> Exercise details: In the records below, pick out all lines containing the word "JSON".

> Stored rows:
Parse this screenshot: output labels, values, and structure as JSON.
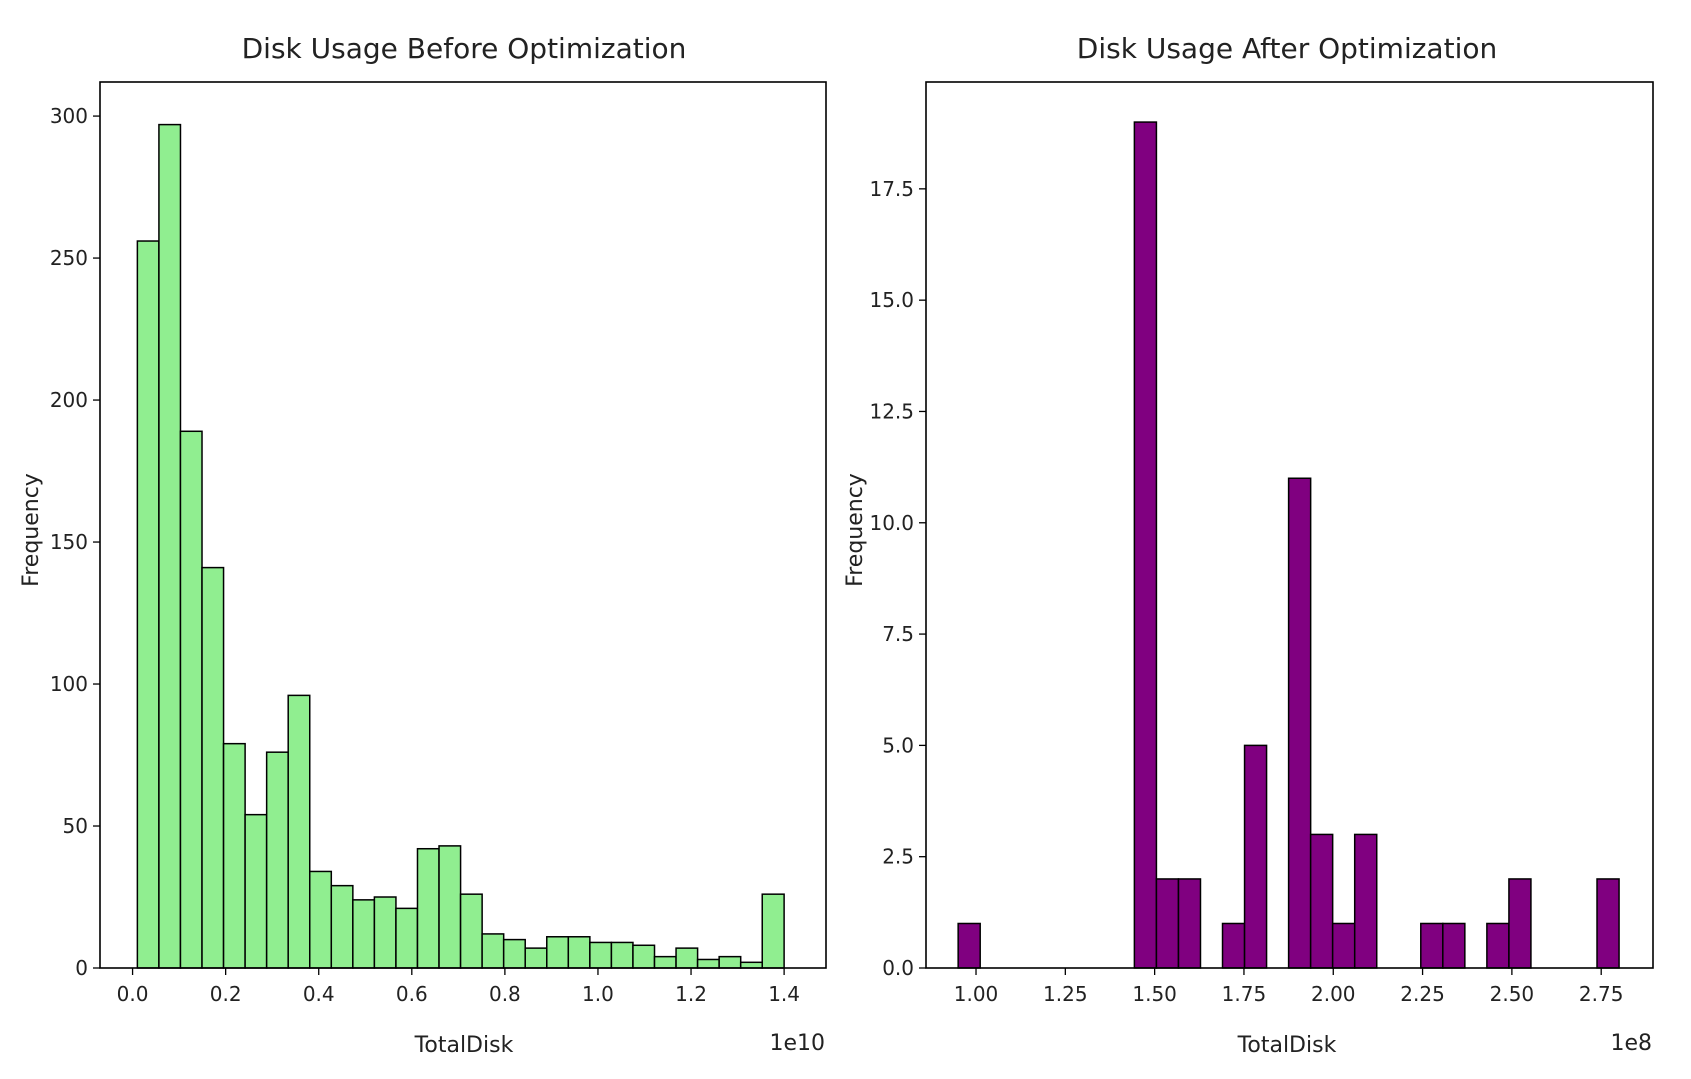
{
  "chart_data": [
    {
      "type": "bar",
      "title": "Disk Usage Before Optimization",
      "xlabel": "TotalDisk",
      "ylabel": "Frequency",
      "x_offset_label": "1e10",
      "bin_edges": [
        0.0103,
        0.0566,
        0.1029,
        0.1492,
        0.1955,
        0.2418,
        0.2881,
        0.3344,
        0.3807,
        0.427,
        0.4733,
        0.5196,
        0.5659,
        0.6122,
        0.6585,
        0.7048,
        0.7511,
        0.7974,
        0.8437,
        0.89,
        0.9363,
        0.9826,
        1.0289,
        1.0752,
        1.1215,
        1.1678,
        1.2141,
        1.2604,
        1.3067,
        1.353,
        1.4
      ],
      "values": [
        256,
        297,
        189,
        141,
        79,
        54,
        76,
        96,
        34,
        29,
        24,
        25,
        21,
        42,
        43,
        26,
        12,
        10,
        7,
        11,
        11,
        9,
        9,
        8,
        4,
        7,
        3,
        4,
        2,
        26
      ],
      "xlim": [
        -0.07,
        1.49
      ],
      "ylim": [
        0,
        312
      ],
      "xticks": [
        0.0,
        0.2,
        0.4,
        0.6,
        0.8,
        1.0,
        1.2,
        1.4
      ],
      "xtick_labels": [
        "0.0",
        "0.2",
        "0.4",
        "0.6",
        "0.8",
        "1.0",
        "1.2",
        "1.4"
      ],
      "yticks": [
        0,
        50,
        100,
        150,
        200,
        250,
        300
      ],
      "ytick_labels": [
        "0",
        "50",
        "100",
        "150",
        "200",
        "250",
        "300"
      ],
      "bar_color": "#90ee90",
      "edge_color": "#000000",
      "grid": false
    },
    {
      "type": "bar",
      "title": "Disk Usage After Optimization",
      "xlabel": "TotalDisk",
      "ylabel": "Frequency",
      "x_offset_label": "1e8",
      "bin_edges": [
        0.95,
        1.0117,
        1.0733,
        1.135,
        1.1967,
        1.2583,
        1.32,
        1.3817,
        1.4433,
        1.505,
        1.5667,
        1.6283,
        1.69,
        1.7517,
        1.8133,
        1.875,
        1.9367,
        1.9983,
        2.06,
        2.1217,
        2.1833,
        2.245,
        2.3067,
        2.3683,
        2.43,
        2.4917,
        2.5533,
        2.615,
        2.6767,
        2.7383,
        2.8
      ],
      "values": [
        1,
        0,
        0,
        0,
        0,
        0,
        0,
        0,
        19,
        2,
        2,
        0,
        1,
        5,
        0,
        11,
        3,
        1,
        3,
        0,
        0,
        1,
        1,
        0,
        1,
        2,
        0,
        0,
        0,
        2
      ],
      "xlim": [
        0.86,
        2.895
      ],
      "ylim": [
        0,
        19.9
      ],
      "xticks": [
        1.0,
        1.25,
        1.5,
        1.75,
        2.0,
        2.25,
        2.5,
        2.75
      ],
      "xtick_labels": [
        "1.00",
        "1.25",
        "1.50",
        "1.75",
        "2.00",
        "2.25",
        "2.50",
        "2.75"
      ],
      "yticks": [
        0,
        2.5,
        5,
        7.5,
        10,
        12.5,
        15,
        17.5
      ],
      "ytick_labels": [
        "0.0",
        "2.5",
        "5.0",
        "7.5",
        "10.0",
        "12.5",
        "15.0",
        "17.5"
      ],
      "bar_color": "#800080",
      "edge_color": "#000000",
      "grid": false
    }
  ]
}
---
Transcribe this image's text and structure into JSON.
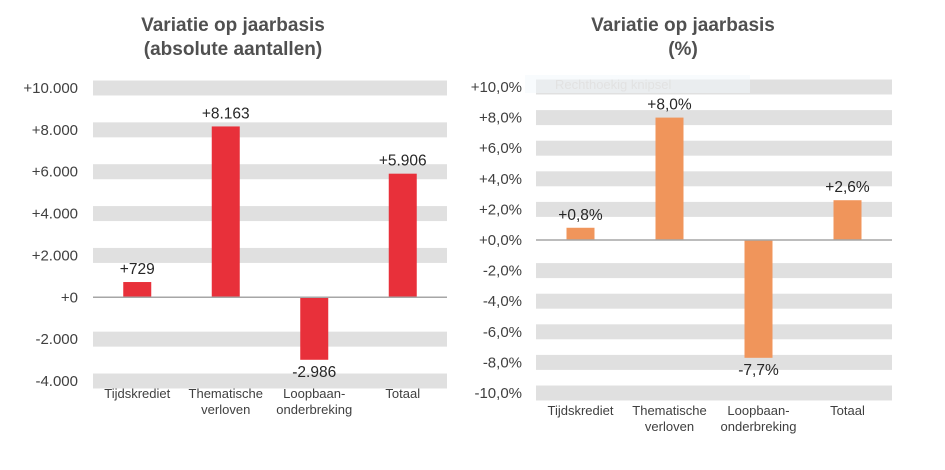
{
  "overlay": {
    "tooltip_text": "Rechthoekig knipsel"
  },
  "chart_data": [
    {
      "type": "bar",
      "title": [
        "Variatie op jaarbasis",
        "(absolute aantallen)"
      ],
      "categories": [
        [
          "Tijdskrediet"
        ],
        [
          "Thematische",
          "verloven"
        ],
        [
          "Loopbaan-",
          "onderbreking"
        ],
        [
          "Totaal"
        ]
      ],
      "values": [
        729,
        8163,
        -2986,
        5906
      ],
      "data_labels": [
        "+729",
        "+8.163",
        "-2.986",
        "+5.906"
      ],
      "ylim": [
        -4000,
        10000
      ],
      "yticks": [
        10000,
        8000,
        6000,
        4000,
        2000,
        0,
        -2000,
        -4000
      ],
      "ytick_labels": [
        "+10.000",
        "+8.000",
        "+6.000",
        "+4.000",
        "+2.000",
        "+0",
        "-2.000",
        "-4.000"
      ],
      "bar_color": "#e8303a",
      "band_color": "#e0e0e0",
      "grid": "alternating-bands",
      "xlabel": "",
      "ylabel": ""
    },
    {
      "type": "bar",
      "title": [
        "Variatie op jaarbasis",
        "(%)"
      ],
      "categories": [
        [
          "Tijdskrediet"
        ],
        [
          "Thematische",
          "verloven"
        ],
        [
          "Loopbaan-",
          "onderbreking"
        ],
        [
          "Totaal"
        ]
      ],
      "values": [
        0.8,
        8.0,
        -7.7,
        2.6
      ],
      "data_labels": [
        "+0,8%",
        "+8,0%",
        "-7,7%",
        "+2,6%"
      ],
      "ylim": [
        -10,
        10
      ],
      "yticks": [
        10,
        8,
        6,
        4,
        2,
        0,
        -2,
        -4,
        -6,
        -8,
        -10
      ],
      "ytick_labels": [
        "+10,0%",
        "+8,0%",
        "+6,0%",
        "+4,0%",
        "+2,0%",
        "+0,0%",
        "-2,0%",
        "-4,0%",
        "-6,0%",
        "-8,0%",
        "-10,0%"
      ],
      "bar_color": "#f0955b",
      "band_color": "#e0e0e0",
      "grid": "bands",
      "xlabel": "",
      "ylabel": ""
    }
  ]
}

> Completed exercise:
Parse this screenshot: output labels, values, and structure as JSON.
Transcribe this image's text and structure into JSON.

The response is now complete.